:: Material for the task ::

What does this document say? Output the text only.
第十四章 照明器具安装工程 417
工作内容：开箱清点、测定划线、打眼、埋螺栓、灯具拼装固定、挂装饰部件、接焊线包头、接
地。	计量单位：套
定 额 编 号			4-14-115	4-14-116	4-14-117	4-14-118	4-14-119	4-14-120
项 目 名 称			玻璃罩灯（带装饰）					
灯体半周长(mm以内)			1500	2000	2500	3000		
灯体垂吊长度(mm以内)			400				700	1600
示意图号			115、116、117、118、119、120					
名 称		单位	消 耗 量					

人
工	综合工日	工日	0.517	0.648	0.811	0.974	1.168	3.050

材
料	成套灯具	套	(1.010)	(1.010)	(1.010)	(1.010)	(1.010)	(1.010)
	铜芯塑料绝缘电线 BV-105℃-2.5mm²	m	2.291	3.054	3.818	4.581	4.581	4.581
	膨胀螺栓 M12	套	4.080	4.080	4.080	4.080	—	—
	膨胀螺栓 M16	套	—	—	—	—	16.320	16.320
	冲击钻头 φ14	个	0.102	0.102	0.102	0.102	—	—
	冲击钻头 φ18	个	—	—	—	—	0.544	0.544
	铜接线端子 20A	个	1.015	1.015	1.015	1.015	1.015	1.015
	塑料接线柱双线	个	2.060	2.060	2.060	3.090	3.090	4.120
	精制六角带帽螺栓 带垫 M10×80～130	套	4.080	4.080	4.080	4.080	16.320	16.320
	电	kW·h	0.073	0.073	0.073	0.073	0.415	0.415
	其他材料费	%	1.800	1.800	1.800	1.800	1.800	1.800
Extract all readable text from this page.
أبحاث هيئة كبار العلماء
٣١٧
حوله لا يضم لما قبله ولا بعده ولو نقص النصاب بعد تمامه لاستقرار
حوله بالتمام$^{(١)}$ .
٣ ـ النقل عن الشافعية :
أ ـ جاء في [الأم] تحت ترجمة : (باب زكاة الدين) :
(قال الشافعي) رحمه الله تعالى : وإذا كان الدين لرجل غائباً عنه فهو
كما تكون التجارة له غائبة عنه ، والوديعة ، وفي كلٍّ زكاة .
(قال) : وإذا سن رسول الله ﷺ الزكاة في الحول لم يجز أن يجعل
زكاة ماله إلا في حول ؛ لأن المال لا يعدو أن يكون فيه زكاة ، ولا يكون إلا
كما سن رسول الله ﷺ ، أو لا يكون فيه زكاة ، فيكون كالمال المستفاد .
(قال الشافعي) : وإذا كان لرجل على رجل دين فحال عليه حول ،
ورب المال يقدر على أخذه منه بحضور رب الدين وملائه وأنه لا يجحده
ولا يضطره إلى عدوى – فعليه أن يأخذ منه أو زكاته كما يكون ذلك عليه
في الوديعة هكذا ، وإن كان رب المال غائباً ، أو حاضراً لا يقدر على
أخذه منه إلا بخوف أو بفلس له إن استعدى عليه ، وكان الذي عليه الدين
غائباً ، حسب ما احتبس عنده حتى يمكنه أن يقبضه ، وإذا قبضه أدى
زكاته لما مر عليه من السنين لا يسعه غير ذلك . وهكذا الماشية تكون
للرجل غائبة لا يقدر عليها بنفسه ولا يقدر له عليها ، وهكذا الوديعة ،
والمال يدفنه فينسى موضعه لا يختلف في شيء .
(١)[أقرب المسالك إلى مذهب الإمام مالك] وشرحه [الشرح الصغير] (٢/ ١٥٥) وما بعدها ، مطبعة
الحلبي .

:::
:: Material for the task ::

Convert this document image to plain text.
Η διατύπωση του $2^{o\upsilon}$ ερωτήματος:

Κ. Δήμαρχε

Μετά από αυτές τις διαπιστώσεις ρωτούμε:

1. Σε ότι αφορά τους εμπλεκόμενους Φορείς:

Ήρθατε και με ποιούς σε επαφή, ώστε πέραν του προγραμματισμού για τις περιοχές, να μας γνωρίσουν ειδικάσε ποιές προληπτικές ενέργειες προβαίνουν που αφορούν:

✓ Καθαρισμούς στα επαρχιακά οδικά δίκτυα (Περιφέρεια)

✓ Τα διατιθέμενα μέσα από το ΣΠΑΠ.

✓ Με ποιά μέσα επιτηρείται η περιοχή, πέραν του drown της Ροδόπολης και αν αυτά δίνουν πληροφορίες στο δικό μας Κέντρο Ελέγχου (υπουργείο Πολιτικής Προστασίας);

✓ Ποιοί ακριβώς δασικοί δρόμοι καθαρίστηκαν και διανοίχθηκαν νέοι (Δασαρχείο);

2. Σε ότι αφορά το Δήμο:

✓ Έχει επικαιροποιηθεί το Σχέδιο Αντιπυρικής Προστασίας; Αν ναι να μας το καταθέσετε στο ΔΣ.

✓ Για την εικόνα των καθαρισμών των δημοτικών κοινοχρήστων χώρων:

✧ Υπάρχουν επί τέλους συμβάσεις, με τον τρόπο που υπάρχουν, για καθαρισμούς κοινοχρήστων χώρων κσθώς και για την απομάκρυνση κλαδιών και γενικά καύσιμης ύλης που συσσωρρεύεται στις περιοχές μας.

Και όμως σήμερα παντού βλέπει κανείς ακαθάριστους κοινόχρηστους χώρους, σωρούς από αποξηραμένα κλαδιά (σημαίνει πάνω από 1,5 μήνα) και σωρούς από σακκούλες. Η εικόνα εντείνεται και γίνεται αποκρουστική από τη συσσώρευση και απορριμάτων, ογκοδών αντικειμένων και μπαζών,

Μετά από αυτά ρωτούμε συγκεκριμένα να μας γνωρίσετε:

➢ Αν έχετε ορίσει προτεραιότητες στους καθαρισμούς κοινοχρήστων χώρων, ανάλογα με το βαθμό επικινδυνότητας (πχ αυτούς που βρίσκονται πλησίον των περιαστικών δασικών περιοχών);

:::

__The problem__
Select all lines with the word "أخذه" from the entries above.

__Written reply__
ورب المال يقدر على أخذه منه بحضور رب الدين وملائه وأنه لا يجحده
أخذه منه إلا بخوف أو بفلس له إن استعدى عليه ، وكان الذي عليه الدين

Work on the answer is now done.